Collected data
=-=-=-=-=
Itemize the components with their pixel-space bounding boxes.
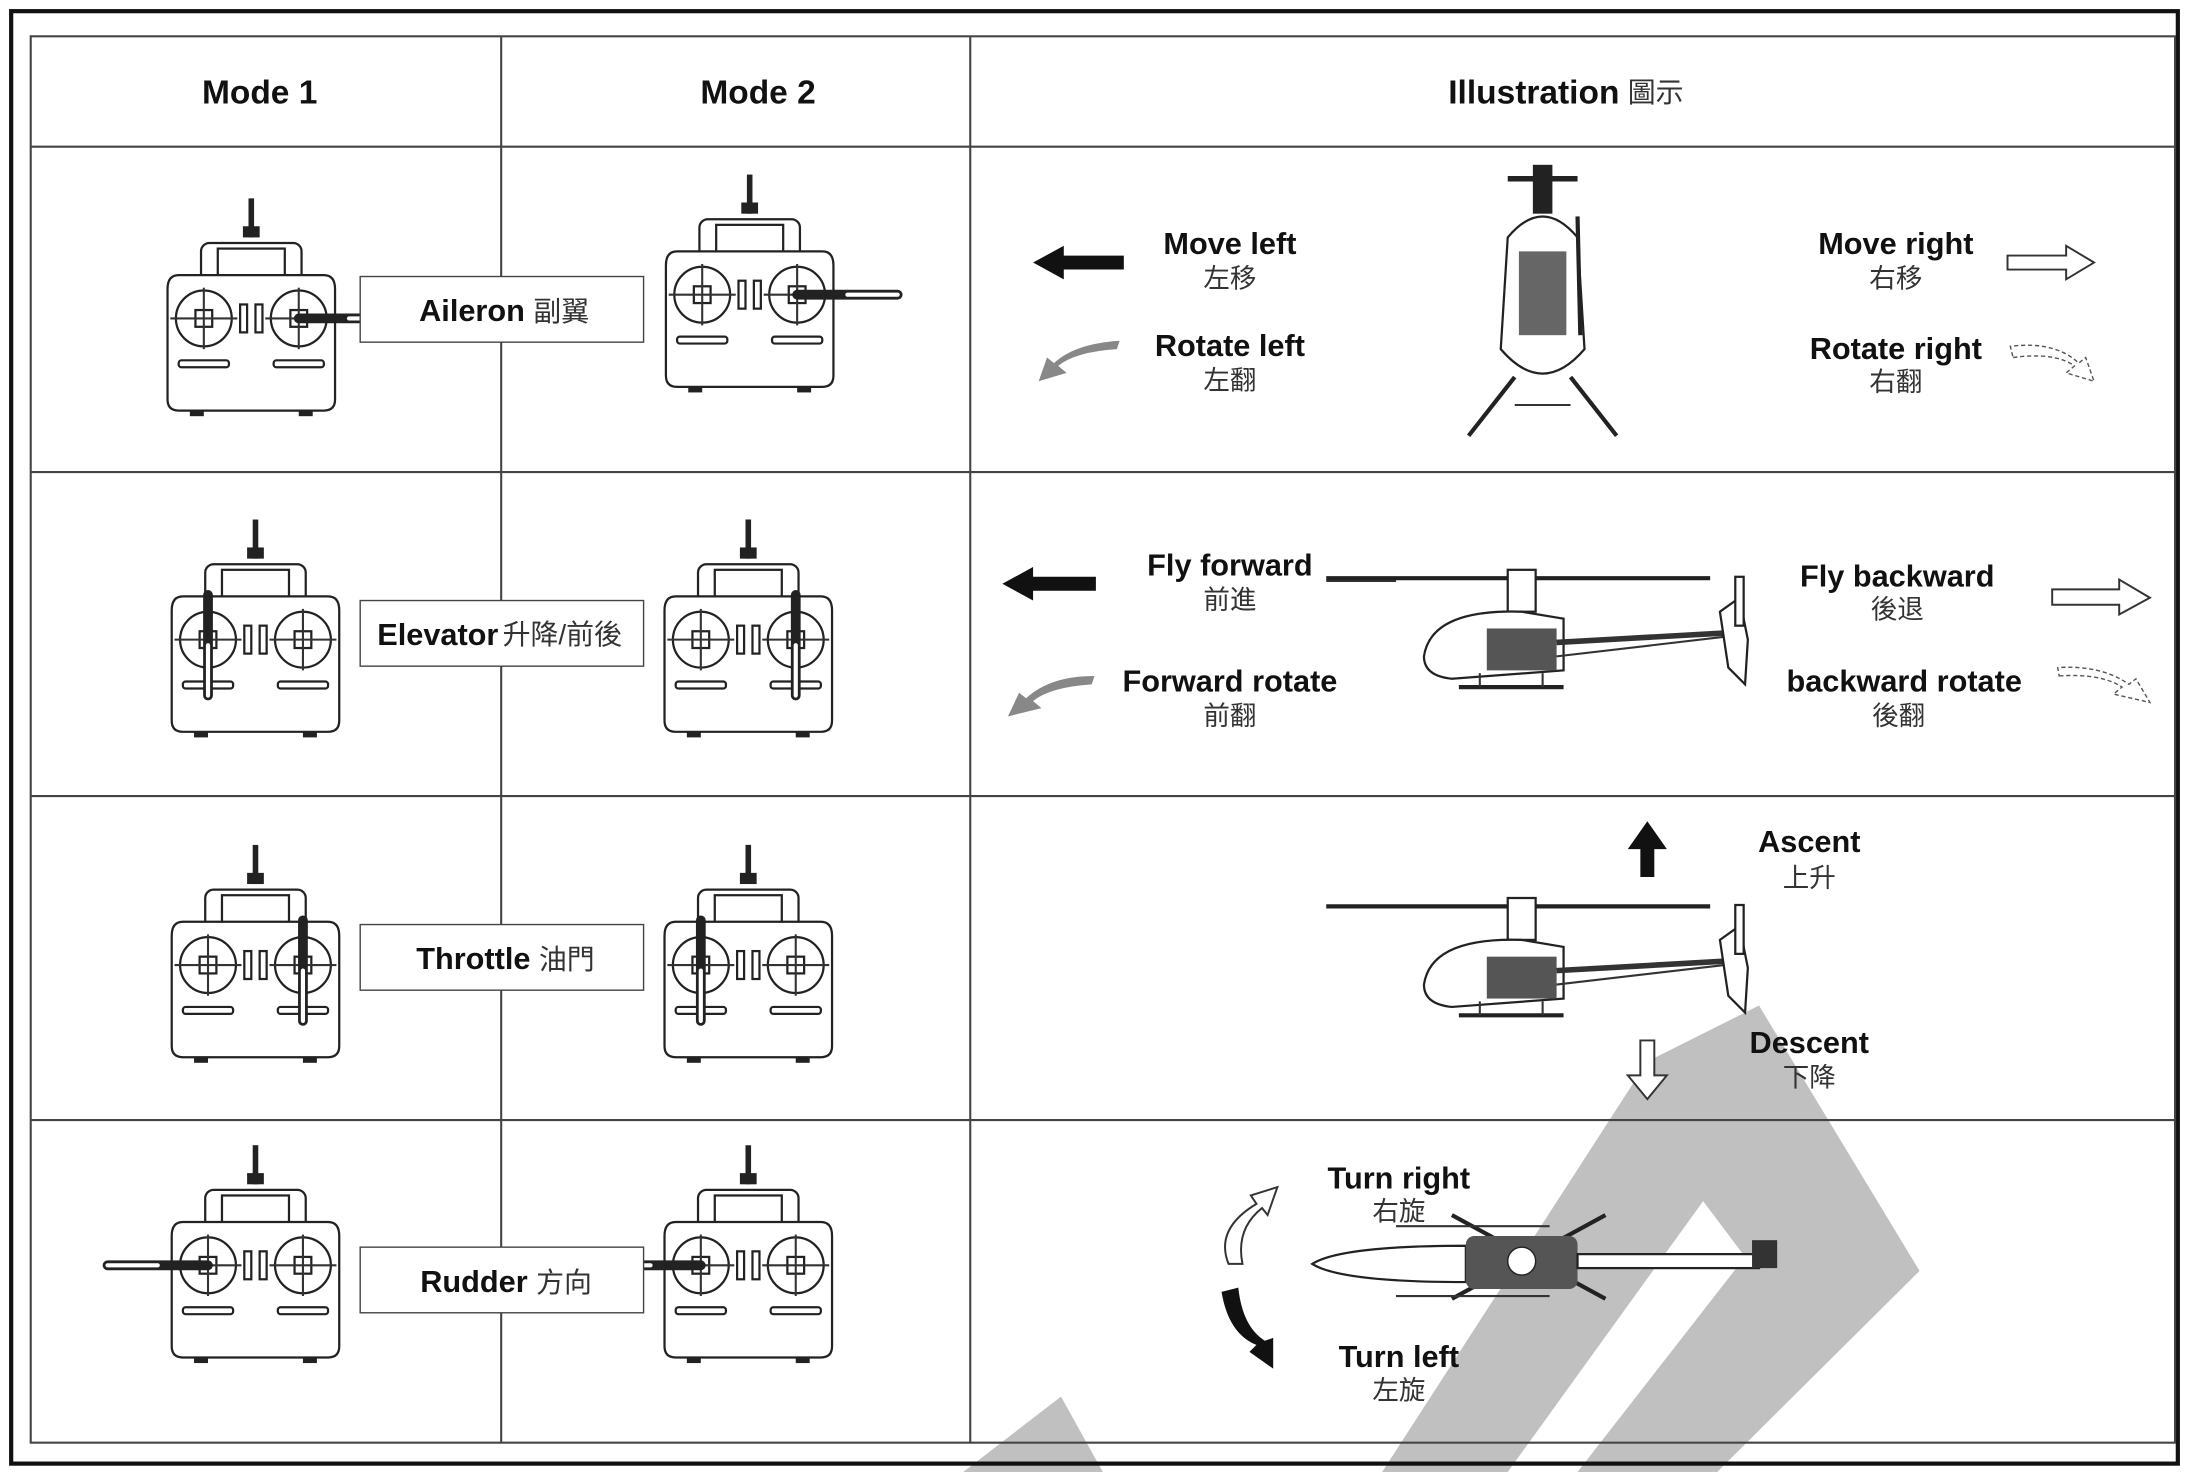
motion-label: Forward rotate — [1122, 663, 1337, 698]
arrow-turn-right — [1224, 1185, 1279, 1265]
transmitter-body — [172, 1145, 340, 1363]
transmitter — [665, 845, 833, 1063]
motion-label-zh: 前翻 — [1203, 701, 1256, 731]
arrow-forward-rotate — [1007, 675, 1095, 717]
motion-label-zh: 左翻 — [1203, 366, 1256, 396]
transmitter — [172, 520, 340, 738]
arrow-turn-left — [1221, 1287, 1274, 1369]
motion-label: Turn left — [1339, 1339, 1460, 1374]
motion-label: backward rotate — [1786, 663, 2021, 698]
header-mode-1: Mode 1 — [202, 74, 317, 111]
elevator-illustration: Fly forward 前進 Forward rotate 前翻 Fly bac… — [1002, 547, 2152, 731]
transmitter-body — [172, 845, 340, 1063]
motion-label-zh: 前進 — [1203, 585, 1256, 615]
function: Throttle — [416, 941, 530, 976]
motion-label-zh: 右移 — [1869, 264, 1922, 294]
watermark — [1382, 1005, 1920, 1472]
label-box — [359, 923, 645, 991]
motion-label: Move right — [1818, 226, 1973, 261]
motion-label: Rotate right — [1810, 331, 1982, 366]
motion-label-zh: 後退 — [1871, 595, 1924, 625]
arrow-right — [2006, 244, 2096, 282]
transmitter-body — [168, 198, 336, 416]
transmitter-body — [172, 520, 340, 738]
helicopter-front — [1466, 164, 1619, 438]
motion-label-zh: 左移 — [1203, 264, 1256, 294]
aileron-illustration: Move left 左移 Rotate left 左翻 Move right 右… — [1033, 164, 2096, 438]
function-labels: Aileron 副翼 Elevator 升降/前後 Throttle 油門 Ru… — [359, 275, 645, 1314]
motion-label-zh: 上升 — [1783, 863, 1836, 893]
rudder-illustration: Turn right 右旋 Turn left 左旋 — [1221, 1160, 1778, 1405]
transmitter-body — [665, 845, 833, 1063]
arrow-backward-rotate — [2056, 666, 2152, 704]
function-zh: 方向 — [536, 1267, 592, 1298]
motion-label-zh: 右翻 — [1869, 367, 1922, 397]
arrow-rotate-left — [1038, 340, 1120, 382]
motion-label: Descent — [1750, 1025, 1869, 1060]
motion-label: Move left — [1163, 226, 1296, 261]
arrow-backward — [2051, 577, 2152, 617]
motion-label-zh: 下降 — [1783, 1063, 1836, 1093]
motion-label: Rotate left — [1155, 328, 1305, 363]
motion-label-zh: 後翻 — [1872, 701, 1925, 731]
transmitter — [666, 175, 903, 393]
helicopter-top — [1310, 1213, 1778, 1301]
motion-label-zh: 右旋 — [1372, 1197, 1425, 1227]
outer-border — [9, 9, 2180, 1466]
header-illustration-zh: 圖示 — [1628, 77, 1684, 108]
throttle-illustration: Ascent 上升 Descent 下降 — [1326, 821, 1869, 1101]
arrow-down — [1625, 1039, 1669, 1101]
table-grid — [29, 35, 2177, 1444]
function: Rudder — [420, 1264, 527, 1299]
function: Elevator — [377, 617, 498, 652]
arrow-forward — [1002, 567, 1096, 601]
motion-label: Turn right — [1328, 1160, 1471, 1195]
header-mode-2: Mode 2 — [700, 74, 815, 111]
transmitter — [172, 845, 340, 1063]
function-zh: 油門 — [539, 944, 595, 975]
function: Aileron — [419, 293, 525, 328]
header-illustration: Illustration — [1448, 74, 1619, 111]
watermark — [963, 1396, 1103, 1472]
helicopter-side — [1326, 898, 1748, 1015]
arrow-rotate-right — [2009, 344, 2096, 383]
motion-label-zh: 左旋 — [1372, 1375, 1425, 1405]
transmitter — [102, 1145, 340, 1363]
function-zh: 升降/前後 — [503, 619, 622, 650]
transmitter-body — [666, 175, 834, 393]
motion-label: Ascent — [1758, 824, 1860, 859]
arrow-up — [1627, 821, 1667, 878]
transmitter-body — [665, 520, 833, 738]
label-box — [359, 599, 645, 667]
label-box — [359, 1246, 645, 1314]
transmitters — [102, 175, 903, 1363]
motion-label: Fly forward — [1147, 547, 1312, 582]
arrow-left — [1033, 245, 1124, 280]
helicopter-side — [1326, 570, 1748, 687]
function-zh: 副翼 — [533, 296, 589, 327]
motion-label: Fly backward — [1800, 559, 1995, 594]
transmitter-body — [665, 1145, 833, 1363]
label-box — [359, 275, 645, 343]
transmitter — [665, 520, 833, 738]
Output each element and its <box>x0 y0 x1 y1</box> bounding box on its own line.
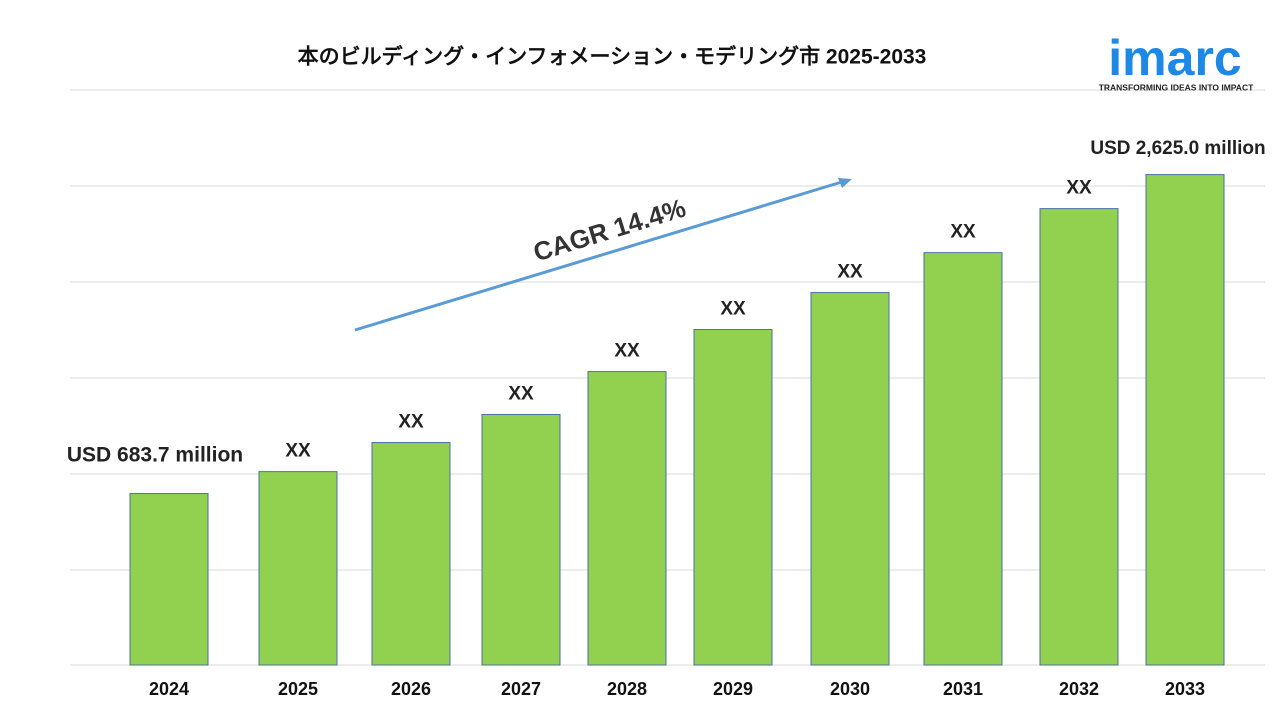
arrow-head <box>838 178 852 188</box>
bar <box>481 413 561 666</box>
x-tick-label: 2033 <box>1165 679 1205 699</box>
bar <box>1145 174 1225 666</box>
cagr-label: CAGR 14.4% <box>530 193 689 268</box>
x-tick-label: 2027 <box>501 679 541 699</box>
value-label: XX <box>614 341 640 362</box>
x-tick-label: 2028 <box>607 679 647 699</box>
bar <box>923 252 1003 666</box>
value-label: XX <box>950 222 976 243</box>
cagr-arrow <box>354 178 852 332</box>
x-tick-label: 2030 <box>830 679 870 699</box>
bar <box>810 292 890 666</box>
bar <box>371 442 451 666</box>
x-tick-label: 2029 <box>713 679 753 699</box>
logo-tagline: TRANSFORMING IDEAS INTO IMPACT <box>1099 82 1254 92</box>
x-tick-label: 2025 <box>278 679 318 699</box>
chart-title: 本のビルディング・インフォメーション・モデリング市 2025-2033 <box>298 45 927 69</box>
arrow-line <box>354 179 846 332</box>
bar <box>693 329 773 666</box>
bar <box>129 493 209 666</box>
value-label: XX <box>720 299 746 320</box>
bar <box>258 471 338 666</box>
x-tick-label: 2032 <box>1059 679 1099 699</box>
bar <box>1039 208 1119 666</box>
value-label: XX <box>508 383 534 404</box>
value-label: USD 2,625.0 million <box>1090 138 1265 159</box>
x-tick-label: 2031 <box>943 679 983 699</box>
value-label: XX <box>398 412 424 433</box>
value-label: USD 683.7 million <box>67 444 243 467</box>
value-label: XX <box>1066 178 1092 199</box>
value-label: XX <box>837 262 863 283</box>
logo: imarc <box>1108 30 1241 86</box>
bar <box>587 371 667 666</box>
x-tick-label: 2024 <box>149 679 189 699</box>
value-label: XX <box>285 441 311 462</box>
x-tick-label: 2026 <box>391 679 431 699</box>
=-=-=-=-=
Task brief
Please reproduce all of the records above with every "value-label" changed to "data-label" and nothing else altered. Omit the pictures from your answer.

Complete output
Itemize the components with their pixel-space bounding boxes.
motion-label: Forward rotate — [1122, 663, 1337, 698]
arrow-turn-right — [1224, 1185, 1279, 1265]
transmitter-body — [172, 1145, 340, 1363]
transmitter — [665, 845, 833, 1063]
motion-label-zh: 前翻 — [1203, 701, 1256, 731]
arrow-forward-rotate — [1007, 675, 1095, 717]
motion-label-zh: 左翻 — [1203, 366, 1256, 396]
transmitter — [172, 520, 340, 738]
arrow-turn-left — [1221, 1287, 1274, 1369]
motion-label: Turn left — [1339, 1339, 1460, 1374]
motion-label: backward rotate — [1786, 663, 2021, 698]
header-mode-1: Mode 1 — [202, 74, 317, 111]
elevator-illustration: Fly forward 前進 Forward rotate 前翻 Fly bac… — [1002, 547, 2152, 731]
transmitter-body — [172, 845, 340, 1063]
motion-label-zh: 前進 — [1203, 585, 1256, 615]
function: Throttle — [416, 941, 530, 976]
motion-label-zh: 右移 — [1869, 264, 1922, 294]
watermark — [1382, 1005, 1920, 1472]
label-box — [359, 923, 645, 991]
motion-label: Move right — [1818, 226, 1973, 261]
motion-label: Rotate right — [1810, 331, 1982, 366]
motion-label-zh: 後退 — [1871, 595, 1924, 625]
arrow-right — [2006, 244, 2096, 282]
transmitter-body — [168, 198, 336, 416]
transmitter-body — [172, 520, 340, 738]
helicopter-front — [1466, 164, 1619, 438]
motion-label-zh: 左移 — [1203, 264, 1256, 294]
aileron-illustration: Move left 左移 Rotate left 左翻 Move right 右… — [1033, 164, 2096, 438]
function-labels: Aileron 副翼 Elevator 升降/前後 Throttle 油門 Ru… — [359, 275, 645, 1314]
motion-label-zh: 上升 — [1783, 863, 1836, 893]
rudder-illustration: Turn right 右旋 Turn left 左旋 — [1221, 1160, 1778, 1405]
transmitter-body — [665, 845, 833, 1063]
arrow-backward-rotate — [2056, 666, 2152, 704]
function-zh: 方向 — [536, 1267, 592, 1298]
motion-label-zh: 右翻 — [1869, 367, 1922, 397]
arrow-rotate-left — [1038, 340, 1120, 382]
motion-label: Descent — [1750, 1025, 1869, 1060]
motion-label: Move left — [1163, 226, 1296, 261]
arrow-backward — [2051, 577, 2152, 617]
motion-label-zh: 下降 — [1783, 1063, 1836, 1093]
motion-label: Rotate left — [1155, 328, 1305, 363]
motion-label-zh: 後翻 — [1872, 701, 1925, 731]
transmitter — [666, 175, 903, 393]
helicopter-top — [1310, 1213, 1778, 1301]
motion-label-zh: 右旋 — [1372, 1197, 1425, 1227]
outer-border — [9, 9, 2180, 1466]
header-illustration-zh: 圖示 — [1628, 77, 1684, 108]
throttle-illustration: Ascent 上升 Descent 下降 — [1326, 821, 1869, 1101]
arrow-down — [1625, 1039, 1669, 1101]
table-grid — [29, 35, 2177, 1444]
function: Rudder — [420, 1264, 527, 1299]
function: Elevator — [377, 617, 498, 652]
arrow-forward — [1002, 567, 1096, 601]
motion-label: Turn right — [1328, 1160, 1471, 1195]
header-mode-2: Mode 2 — [700, 74, 815, 111]
transmitter — [172, 845, 340, 1063]
function-zh: 油門 — [539, 944, 595, 975]
function: Aileron — [419, 293, 525, 328]
header-illustration: Illustration — [1448, 74, 1619, 111]
watermark — [963, 1396, 1103, 1472]
helicopter-side — [1326, 898, 1748, 1015]
arrow-rotate-right — [2009, 344, 2096, 383]
motion-label-zh: 左旋 — [1372, 1375, 1425, 1405]
transmitter — [102, 1145, 340, 1363]
function-zh: 升降/前後 — [503, 619, 622, 650]
transmitter-body — [666, 175, 834, 393]
motion-label: Ascent — [1758, 824, 1860, 859]
arrow-up — [1627, 821, 1667, 878]
transmitter-body — [665, 520, 833, 738]
label-box — [359, 599, 645, 667]
label-box — [359, 1246, 645, 1314]
transmitters — [102, 175, 903, 1363]
motion-label: Fly forward — [1147, 547, 1312, 582]
arrow-left — [1033, 245, 1124, 280]
helicopter-side — [1326, 570, 1748, 687]
function-zh: 副翼 — [533, 296, 589, 327]
motion-label: Fly backward — [1800, 559, 1995, 594]
transmitter-body — [665, 1145, 833, 1363]
label-box — [359, 275, 645, 343]
transmitter — [665, 520, 833, 738]
Output each element and its <box>x0 y0 x1 y1</box> bounding box on its own line.
arrow-head <box>838 178 852 188</box>
bar <box>481 413 561 666</box>
x-tick-label: 2033 <box>1165 679 1205 699</box>
bar <box>1145 174 1225 666</box>
cagr-label: CAGR 14.4% <box>530 193 689 268</box>
x-tick-label: 2027 <box>501 679 541 699</box>
data-label: XX <box>614 341 640 362</box>
x-tick-label: 2028 <box>607 679 647 699</box>
bar <box>923 252 1003 666</box>
data-label: XX <box>950 222 976 243</box>
cagr-arrow <box>354 178 852 332</box>
x-tick-label: 2030 <box>830 679 870 699</box>
bar <box>810 292 890 666</box>
bar <box>371 442 451 666</box>
x-tick-label: 2029 <box>713 679 753 699</box>
logo-tagline: TRANSFORMING IDEAS INTO IMPACT <box>1099 82 1254 92</box>
x-tick-label: 2025 <box>278 679 318 699</box>
chart-title: 本のビルディング・インフォメーション・モデリング市 2025-2033 <box>298 45 927 69</box>
arrow-line <box>354 179 846 332</box>
bar <box>693 329 773 666</box>
bar <box>129 493 209 666</box>
data-label: XX <box>720 299 746 320</box>
bar <box>258 471 338 666</box>
x-tick-label: 2032 <box>1059 679 1099 699</box>
bar <box>1039 208 1119 666</box>
data-label: XX <box>508 383 534 404</box>
data-label: USD 2,625.0 million <box>1090 138 1265 159</box>
x-tick-label: 2031 <box>943 679 983 699</box>
data-label: XX <box>398 412 424 433</box>
data-label: USD 683.7 million <box>67 444 243 467</box>
data-label: XX <box>1066 178 1092 199</box>
data-label: XX <box>837 262 863 283</box>
logo: imarc <box>1108 30 1241 86</box>
bar <box>587 371 667 666</box>
x-tick-label: 2024 <box>149 679 189 699</box>
data-label: XX <box>285 441 311 462</box>
x-tick-label: 2026 <box>391 679 431 699</box>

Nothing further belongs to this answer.